What needs to be done :: Find each line that has the string "JSON" and give the total, with nothing else.

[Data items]
## Begin
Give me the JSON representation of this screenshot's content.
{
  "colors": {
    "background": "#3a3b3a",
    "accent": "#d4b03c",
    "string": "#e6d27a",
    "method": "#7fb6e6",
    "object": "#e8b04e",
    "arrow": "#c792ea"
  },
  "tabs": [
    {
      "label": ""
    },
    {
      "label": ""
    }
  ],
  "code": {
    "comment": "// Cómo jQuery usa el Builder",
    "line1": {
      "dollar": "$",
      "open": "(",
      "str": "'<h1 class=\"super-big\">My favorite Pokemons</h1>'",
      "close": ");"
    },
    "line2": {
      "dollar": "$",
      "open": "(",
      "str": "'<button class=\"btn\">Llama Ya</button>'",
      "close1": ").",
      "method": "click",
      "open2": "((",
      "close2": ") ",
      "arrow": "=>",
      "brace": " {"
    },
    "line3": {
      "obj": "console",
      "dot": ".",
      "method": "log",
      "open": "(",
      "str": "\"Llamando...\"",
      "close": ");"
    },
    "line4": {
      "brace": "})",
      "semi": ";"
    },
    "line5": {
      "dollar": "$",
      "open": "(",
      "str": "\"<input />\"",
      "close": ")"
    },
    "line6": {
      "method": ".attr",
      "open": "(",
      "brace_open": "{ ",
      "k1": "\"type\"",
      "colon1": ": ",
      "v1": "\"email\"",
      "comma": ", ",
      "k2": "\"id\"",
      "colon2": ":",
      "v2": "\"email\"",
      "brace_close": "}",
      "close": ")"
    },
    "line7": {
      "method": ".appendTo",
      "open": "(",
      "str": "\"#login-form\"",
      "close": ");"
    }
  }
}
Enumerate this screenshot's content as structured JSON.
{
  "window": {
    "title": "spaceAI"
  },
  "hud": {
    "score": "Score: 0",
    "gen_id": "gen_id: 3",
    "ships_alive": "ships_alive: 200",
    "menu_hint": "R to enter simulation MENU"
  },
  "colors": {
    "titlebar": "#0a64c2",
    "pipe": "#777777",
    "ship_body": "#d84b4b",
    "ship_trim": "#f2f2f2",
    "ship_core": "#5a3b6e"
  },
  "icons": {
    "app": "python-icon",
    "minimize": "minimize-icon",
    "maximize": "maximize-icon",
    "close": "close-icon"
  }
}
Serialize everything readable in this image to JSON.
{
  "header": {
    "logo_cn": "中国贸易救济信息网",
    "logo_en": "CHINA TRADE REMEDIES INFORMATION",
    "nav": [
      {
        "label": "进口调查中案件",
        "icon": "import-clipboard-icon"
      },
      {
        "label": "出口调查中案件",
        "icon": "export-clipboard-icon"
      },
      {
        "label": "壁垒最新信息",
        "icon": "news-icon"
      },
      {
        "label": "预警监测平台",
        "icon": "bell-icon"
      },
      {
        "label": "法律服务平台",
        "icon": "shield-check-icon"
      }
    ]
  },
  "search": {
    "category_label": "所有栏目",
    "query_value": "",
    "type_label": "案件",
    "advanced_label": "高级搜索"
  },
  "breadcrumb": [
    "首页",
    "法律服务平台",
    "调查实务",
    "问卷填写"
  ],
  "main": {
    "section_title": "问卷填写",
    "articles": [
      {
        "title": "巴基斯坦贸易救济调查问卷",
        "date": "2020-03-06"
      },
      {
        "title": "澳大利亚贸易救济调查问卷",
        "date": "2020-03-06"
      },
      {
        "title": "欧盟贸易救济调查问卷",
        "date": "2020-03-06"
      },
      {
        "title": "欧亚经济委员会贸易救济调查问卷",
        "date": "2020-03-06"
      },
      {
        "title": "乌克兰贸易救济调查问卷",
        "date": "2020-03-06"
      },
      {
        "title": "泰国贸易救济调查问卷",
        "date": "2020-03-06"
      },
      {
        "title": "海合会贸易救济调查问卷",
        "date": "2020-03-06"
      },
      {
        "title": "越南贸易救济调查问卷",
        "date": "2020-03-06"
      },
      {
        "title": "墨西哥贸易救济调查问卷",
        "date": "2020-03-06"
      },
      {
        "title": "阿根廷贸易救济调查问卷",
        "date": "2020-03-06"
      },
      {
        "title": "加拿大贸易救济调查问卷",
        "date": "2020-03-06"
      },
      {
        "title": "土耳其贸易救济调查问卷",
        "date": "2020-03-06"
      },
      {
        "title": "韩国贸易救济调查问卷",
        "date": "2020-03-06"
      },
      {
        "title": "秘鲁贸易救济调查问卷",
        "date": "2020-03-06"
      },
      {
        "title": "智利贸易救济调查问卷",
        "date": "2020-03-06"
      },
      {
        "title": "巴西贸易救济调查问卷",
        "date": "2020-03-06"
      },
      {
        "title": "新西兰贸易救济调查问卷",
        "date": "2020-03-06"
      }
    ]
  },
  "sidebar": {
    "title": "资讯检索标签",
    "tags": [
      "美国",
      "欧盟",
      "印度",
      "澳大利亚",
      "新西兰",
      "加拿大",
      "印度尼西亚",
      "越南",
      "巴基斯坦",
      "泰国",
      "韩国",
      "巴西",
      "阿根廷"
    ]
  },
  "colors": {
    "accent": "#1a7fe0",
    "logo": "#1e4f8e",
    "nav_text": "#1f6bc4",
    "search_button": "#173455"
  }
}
## End
Solution to this problem :: 3